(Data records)
[START]

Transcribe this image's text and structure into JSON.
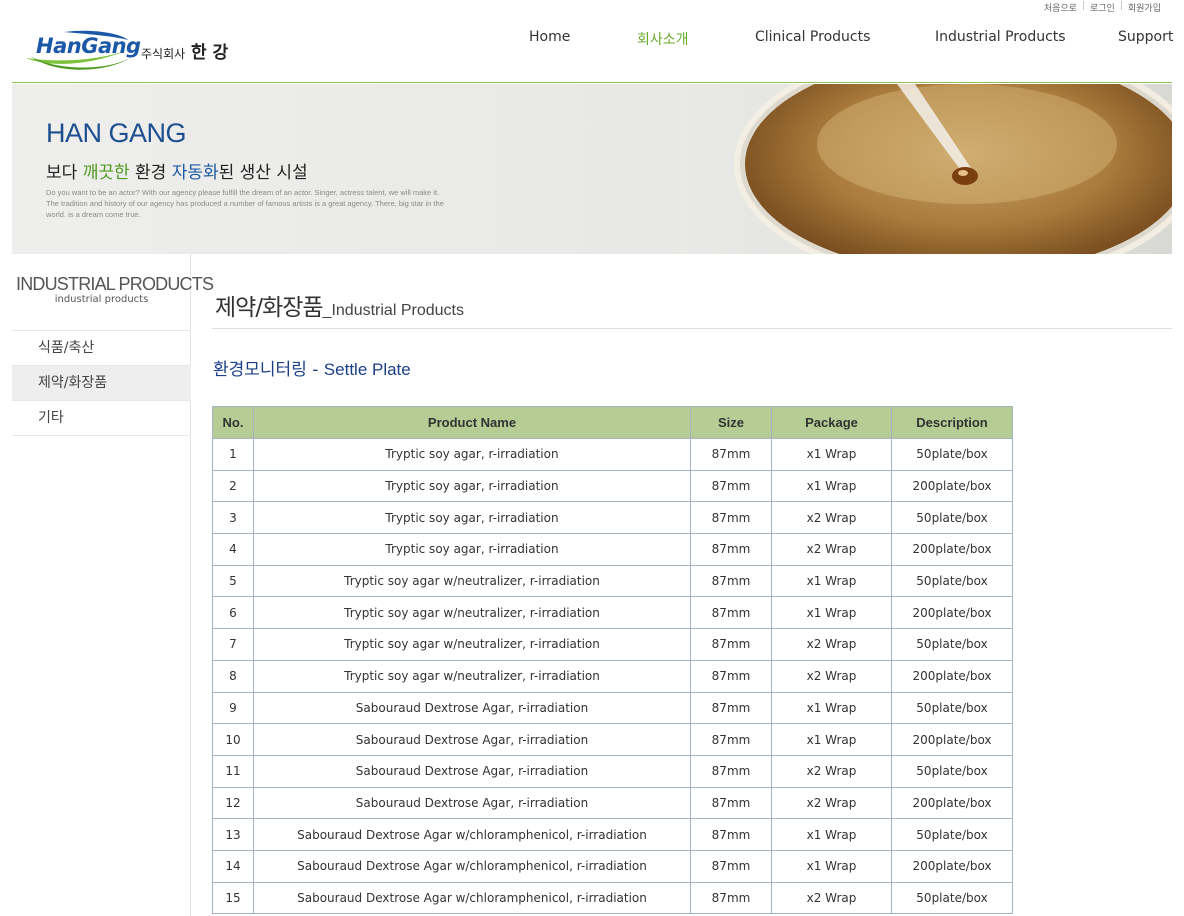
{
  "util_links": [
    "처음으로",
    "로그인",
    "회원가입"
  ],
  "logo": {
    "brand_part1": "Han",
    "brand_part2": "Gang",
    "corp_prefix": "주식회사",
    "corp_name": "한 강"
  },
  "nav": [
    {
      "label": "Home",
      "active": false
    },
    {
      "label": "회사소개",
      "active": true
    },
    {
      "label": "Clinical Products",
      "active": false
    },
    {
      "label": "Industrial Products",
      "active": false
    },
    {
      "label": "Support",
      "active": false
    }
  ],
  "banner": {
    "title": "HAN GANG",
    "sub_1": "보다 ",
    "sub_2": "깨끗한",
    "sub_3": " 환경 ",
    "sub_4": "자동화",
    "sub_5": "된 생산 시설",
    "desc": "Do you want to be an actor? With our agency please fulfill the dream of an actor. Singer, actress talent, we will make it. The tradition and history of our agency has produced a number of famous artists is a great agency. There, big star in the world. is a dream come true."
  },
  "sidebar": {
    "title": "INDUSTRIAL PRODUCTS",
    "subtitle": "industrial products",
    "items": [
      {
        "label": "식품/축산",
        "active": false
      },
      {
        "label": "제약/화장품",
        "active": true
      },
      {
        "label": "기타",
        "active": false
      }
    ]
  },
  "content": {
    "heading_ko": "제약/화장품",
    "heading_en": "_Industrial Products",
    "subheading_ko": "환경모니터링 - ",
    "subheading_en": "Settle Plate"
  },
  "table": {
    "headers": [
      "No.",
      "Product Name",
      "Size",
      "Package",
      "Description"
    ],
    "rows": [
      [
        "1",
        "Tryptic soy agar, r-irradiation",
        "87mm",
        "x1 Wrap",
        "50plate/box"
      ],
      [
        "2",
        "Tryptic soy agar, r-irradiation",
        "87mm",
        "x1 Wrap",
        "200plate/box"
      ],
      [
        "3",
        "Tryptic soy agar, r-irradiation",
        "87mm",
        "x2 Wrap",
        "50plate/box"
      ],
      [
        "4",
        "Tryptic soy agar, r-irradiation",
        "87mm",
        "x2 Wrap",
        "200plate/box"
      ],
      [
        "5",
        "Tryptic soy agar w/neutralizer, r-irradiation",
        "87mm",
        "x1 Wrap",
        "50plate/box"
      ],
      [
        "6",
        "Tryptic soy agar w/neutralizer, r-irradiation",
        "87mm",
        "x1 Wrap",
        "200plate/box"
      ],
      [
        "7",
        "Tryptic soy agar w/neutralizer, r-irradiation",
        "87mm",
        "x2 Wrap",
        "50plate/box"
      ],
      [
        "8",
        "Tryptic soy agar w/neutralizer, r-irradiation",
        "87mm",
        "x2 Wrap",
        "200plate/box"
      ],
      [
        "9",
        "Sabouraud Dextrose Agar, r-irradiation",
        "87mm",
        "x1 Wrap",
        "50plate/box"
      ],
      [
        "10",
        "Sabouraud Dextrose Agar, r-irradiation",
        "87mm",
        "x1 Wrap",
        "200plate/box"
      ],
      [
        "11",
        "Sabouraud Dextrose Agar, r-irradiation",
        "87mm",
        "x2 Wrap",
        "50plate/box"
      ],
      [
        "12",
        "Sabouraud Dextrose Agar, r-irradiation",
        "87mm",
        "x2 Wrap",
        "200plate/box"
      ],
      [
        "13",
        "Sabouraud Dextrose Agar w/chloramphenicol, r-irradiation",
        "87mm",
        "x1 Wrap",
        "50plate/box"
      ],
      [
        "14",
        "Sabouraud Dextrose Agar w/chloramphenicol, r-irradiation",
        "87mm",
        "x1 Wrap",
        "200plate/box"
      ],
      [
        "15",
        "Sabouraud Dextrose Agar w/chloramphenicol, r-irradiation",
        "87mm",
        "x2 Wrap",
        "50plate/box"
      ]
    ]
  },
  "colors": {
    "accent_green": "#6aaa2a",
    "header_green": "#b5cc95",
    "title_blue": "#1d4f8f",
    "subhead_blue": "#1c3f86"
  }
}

[END]
[START]

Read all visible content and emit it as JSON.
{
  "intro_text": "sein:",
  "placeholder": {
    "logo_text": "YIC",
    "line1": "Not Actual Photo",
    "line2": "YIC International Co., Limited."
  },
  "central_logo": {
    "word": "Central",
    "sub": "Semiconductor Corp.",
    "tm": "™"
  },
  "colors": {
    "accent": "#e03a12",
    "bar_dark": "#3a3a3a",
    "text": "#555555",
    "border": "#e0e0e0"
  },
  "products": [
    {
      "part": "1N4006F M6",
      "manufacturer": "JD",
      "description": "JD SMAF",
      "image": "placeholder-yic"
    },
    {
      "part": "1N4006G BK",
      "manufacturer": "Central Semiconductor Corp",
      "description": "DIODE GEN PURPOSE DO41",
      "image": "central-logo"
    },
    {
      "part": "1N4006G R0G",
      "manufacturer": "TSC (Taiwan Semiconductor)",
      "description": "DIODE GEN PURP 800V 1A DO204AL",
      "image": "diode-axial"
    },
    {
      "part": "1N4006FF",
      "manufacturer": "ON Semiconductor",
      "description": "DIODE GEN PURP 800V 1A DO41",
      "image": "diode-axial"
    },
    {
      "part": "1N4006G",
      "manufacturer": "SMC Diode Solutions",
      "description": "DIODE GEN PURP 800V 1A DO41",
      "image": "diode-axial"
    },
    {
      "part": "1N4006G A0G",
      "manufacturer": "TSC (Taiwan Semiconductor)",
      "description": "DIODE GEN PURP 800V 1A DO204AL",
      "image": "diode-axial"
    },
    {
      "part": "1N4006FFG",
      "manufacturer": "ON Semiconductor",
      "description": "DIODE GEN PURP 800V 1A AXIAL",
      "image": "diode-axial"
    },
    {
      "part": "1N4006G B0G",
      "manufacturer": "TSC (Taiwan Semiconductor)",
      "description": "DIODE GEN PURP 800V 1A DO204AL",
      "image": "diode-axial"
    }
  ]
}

[END]

Problem: The word "JSON" may appear on some lines of these records; state how many such lines there are, and nothing else.

Right answer: 2